WHAT YOU NEED TO DO ▸ Which rows below contain the word "Александровского"? Locate them and copy each of those lines in full.

RECORDS ▸
[START]

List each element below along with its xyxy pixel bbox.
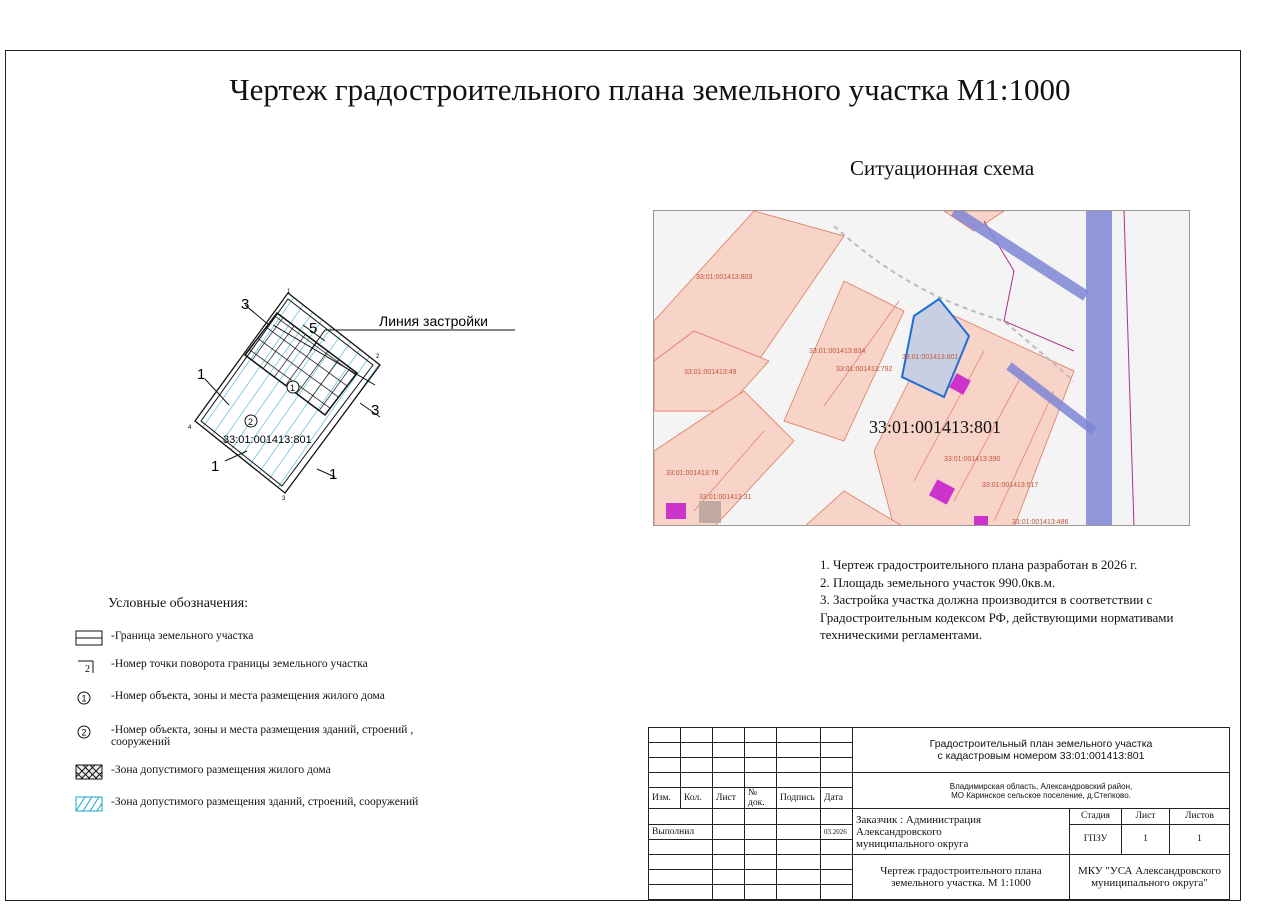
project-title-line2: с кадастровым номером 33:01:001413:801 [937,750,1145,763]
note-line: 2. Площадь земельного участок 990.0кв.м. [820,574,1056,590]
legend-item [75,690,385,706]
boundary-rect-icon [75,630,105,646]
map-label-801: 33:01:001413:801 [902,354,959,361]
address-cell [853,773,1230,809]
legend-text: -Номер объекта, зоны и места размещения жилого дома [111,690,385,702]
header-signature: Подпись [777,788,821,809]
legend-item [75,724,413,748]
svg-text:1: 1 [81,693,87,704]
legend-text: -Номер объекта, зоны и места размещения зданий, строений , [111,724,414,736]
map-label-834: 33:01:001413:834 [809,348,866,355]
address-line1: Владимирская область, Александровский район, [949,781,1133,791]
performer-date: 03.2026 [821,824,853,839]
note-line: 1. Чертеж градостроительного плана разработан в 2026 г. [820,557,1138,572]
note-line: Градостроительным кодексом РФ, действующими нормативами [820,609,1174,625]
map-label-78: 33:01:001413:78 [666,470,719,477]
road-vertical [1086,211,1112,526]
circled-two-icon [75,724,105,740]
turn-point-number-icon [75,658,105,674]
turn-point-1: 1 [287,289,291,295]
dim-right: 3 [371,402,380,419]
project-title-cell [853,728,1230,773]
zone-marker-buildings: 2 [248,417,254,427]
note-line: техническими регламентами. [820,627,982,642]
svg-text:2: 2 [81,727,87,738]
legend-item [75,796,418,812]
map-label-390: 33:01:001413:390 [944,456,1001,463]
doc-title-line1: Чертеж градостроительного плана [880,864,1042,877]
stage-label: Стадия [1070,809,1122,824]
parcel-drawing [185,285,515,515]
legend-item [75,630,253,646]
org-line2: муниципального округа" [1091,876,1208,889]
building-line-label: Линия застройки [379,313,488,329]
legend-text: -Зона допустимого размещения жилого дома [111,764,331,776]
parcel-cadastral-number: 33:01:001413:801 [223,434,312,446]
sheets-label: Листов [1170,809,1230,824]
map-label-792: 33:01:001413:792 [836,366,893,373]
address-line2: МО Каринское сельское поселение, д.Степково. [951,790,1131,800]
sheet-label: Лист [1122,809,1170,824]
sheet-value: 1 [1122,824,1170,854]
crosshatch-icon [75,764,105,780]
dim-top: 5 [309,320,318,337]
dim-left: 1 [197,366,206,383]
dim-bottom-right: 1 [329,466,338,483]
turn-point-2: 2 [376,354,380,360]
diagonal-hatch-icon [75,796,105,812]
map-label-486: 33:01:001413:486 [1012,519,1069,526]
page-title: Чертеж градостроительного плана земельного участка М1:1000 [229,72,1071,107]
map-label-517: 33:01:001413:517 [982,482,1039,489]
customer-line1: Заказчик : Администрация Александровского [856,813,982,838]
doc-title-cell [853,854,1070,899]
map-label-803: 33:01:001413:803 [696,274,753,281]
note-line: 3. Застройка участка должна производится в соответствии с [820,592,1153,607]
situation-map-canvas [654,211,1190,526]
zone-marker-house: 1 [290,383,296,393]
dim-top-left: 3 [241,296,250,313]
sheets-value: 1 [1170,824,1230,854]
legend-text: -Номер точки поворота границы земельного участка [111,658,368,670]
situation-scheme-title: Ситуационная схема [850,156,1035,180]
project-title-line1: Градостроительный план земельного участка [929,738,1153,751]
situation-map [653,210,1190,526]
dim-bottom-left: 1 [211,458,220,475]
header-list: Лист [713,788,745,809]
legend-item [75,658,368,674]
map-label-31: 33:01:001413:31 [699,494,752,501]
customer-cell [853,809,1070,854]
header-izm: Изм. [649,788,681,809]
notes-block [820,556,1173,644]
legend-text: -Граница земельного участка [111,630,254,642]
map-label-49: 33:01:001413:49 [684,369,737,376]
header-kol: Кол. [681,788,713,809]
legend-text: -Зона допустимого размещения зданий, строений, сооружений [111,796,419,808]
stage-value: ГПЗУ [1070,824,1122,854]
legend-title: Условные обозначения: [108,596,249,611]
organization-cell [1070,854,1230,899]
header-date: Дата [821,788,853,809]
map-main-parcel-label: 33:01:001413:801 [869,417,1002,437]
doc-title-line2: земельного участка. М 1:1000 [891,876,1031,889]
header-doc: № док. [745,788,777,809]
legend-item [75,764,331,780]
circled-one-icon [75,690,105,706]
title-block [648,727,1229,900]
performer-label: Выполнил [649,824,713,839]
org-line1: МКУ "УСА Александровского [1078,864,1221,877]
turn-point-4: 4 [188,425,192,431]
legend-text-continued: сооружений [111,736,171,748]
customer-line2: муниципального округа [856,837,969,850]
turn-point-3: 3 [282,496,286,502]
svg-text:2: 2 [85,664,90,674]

[END]
[START]

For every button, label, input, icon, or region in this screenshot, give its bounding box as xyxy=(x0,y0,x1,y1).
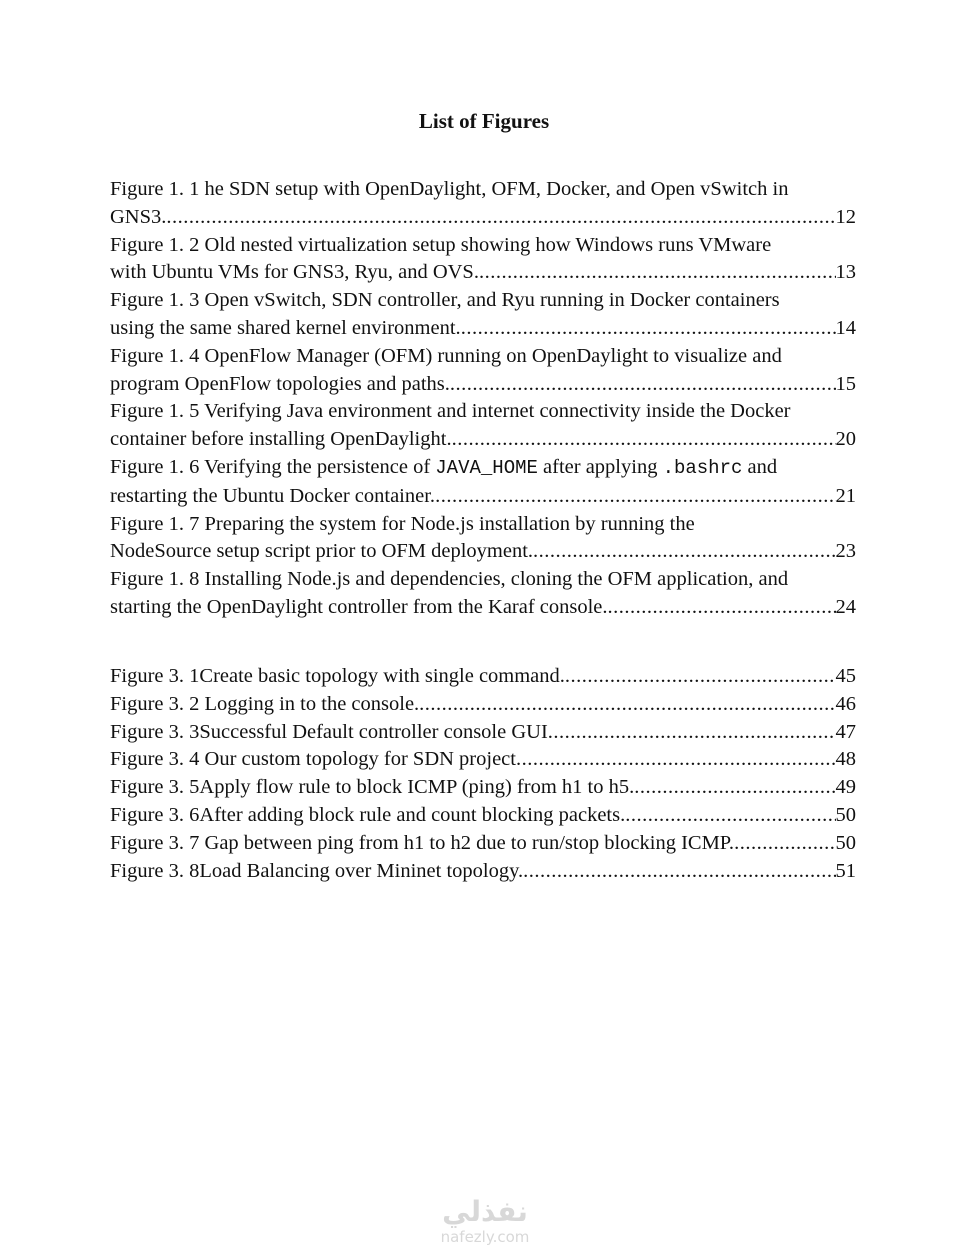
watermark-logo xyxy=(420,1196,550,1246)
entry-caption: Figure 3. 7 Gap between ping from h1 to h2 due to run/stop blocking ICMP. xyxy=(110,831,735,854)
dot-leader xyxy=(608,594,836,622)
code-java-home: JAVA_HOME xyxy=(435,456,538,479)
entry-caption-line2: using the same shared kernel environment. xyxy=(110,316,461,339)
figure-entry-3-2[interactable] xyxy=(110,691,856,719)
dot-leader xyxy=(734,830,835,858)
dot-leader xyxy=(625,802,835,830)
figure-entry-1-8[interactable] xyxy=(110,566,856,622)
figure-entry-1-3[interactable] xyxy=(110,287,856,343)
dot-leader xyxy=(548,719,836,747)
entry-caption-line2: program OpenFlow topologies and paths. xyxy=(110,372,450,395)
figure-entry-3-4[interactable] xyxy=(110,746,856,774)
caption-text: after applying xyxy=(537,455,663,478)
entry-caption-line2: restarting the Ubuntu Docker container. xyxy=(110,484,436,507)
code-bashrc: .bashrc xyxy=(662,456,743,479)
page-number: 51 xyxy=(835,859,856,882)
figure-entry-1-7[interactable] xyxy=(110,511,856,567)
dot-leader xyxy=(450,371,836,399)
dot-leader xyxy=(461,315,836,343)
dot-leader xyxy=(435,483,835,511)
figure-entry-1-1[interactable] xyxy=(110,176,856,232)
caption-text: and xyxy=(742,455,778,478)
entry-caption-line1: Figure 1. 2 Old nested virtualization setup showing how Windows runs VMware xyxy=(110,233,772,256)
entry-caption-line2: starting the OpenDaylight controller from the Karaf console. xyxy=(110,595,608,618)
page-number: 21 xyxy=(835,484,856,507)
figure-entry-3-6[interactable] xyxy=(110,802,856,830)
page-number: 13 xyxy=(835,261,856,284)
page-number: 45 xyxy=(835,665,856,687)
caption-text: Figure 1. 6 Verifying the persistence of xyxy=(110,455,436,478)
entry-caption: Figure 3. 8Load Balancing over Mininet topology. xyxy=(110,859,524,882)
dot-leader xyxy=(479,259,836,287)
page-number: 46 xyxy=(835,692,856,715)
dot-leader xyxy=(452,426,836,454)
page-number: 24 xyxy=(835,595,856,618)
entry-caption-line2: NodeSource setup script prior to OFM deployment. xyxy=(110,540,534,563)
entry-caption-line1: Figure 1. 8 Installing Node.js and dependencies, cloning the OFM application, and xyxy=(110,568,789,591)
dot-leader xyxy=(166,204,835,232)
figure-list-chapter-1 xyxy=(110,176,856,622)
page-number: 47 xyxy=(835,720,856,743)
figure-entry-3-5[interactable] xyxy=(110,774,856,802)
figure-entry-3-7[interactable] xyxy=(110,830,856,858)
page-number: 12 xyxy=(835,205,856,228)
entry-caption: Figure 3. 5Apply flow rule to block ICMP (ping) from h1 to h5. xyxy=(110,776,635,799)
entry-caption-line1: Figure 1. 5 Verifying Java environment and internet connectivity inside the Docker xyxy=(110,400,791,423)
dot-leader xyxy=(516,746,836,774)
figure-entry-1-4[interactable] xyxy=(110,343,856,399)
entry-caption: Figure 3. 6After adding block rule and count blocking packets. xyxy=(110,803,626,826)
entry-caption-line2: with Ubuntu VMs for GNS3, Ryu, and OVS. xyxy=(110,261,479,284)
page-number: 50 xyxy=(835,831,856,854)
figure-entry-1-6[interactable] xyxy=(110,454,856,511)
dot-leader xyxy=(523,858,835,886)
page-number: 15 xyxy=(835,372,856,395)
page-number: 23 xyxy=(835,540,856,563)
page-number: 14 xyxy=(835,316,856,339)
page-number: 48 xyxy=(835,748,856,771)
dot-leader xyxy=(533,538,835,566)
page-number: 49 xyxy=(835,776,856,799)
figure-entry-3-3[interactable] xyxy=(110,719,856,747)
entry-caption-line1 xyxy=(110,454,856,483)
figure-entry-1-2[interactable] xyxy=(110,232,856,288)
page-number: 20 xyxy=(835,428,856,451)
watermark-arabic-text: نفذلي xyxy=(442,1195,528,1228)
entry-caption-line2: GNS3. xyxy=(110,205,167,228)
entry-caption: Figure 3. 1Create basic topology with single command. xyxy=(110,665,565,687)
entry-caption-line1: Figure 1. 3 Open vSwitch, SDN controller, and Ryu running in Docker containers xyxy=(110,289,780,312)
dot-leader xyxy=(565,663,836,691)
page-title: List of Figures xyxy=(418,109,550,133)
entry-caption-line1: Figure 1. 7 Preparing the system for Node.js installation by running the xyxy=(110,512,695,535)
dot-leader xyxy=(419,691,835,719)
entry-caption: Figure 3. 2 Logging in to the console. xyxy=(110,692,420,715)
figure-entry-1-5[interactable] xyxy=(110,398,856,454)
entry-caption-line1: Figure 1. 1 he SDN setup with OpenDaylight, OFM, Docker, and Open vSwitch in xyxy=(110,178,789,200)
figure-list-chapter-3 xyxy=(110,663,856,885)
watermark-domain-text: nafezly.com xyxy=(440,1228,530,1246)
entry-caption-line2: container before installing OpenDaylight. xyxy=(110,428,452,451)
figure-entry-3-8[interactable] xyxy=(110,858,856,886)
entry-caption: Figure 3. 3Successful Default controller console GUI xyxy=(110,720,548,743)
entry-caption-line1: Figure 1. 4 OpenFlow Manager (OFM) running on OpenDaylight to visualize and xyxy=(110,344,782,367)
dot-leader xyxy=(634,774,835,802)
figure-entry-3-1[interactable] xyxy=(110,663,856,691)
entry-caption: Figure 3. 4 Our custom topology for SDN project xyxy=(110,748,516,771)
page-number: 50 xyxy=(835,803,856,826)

[END]
[START]

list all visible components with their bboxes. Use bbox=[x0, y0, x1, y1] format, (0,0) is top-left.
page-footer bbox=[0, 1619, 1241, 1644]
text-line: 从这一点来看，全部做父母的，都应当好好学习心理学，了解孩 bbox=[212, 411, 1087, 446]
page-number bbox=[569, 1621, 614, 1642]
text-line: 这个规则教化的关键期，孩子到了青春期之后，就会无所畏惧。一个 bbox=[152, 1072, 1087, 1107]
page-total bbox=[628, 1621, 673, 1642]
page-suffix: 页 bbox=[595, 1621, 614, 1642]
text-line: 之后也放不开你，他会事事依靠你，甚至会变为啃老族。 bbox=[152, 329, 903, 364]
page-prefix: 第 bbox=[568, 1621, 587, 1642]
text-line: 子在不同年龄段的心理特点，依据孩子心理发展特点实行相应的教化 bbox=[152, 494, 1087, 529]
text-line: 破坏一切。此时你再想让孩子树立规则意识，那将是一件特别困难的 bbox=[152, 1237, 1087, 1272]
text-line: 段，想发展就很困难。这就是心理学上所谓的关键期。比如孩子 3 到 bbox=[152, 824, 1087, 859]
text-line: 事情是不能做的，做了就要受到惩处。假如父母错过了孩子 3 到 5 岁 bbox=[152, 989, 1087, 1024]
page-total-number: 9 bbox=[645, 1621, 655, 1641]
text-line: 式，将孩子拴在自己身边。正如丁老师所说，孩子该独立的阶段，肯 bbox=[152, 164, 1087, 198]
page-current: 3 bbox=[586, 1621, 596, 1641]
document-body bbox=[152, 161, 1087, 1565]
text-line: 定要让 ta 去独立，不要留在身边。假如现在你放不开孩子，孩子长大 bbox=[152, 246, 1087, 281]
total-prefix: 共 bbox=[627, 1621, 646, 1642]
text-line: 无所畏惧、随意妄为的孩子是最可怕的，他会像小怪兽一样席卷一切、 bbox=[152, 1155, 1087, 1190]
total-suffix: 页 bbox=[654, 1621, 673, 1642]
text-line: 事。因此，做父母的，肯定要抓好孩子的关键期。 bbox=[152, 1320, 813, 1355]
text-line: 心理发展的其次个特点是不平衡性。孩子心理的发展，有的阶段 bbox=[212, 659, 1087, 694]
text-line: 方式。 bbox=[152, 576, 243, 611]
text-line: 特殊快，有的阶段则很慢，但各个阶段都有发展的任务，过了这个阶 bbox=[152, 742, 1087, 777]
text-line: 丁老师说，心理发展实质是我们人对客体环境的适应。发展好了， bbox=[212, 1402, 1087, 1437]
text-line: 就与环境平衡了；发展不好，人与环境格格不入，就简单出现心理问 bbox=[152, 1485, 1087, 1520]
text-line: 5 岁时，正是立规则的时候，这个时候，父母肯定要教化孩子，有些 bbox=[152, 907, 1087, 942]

[END]

WRITTEN RESPONSE ▸
customer-line1: Заказчик : Администрация Александровского [856,813,982,838]
org-line1: МКУ "УСА Александровского [1078,864,1221,877]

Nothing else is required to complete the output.